### Stated problem
In the material below, identify each line bearing the word "wird". Reproduce those lines.

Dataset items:
** begin **

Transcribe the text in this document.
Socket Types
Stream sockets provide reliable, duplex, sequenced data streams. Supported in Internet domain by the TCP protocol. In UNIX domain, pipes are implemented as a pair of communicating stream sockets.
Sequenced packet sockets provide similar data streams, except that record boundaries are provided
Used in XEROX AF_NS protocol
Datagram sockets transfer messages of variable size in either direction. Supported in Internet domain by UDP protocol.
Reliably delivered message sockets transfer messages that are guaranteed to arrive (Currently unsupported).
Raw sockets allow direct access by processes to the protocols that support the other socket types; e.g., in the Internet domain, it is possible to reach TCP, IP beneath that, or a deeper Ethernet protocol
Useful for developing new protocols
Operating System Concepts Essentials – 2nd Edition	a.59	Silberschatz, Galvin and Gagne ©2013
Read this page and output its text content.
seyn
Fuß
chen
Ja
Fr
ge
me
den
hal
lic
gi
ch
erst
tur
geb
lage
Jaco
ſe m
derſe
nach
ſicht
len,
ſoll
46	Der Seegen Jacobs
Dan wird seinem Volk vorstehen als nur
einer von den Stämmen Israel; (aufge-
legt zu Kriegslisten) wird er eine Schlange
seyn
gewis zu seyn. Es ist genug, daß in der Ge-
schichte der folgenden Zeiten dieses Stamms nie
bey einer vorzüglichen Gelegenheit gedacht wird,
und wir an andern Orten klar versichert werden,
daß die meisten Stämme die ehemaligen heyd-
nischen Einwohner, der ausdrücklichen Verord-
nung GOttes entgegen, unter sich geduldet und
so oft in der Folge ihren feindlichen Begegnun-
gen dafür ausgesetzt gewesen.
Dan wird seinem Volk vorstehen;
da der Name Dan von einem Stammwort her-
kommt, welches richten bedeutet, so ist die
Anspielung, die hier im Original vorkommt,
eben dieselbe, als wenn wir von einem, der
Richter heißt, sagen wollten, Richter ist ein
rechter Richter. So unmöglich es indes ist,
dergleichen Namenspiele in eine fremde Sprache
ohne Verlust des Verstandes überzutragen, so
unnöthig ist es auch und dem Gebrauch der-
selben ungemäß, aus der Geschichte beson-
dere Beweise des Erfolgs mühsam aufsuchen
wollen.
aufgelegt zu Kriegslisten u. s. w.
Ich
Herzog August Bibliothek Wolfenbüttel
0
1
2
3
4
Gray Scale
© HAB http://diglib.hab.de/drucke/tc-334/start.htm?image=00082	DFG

** end **

### Result
Dan wird seinem Volk vorstehen als nur
legt zu Kriegslisten) wird er eine Schlange
bey einer vorzüglichen Gelegenheit gedacht wird,
Dan wird seinem Volk vorstehen;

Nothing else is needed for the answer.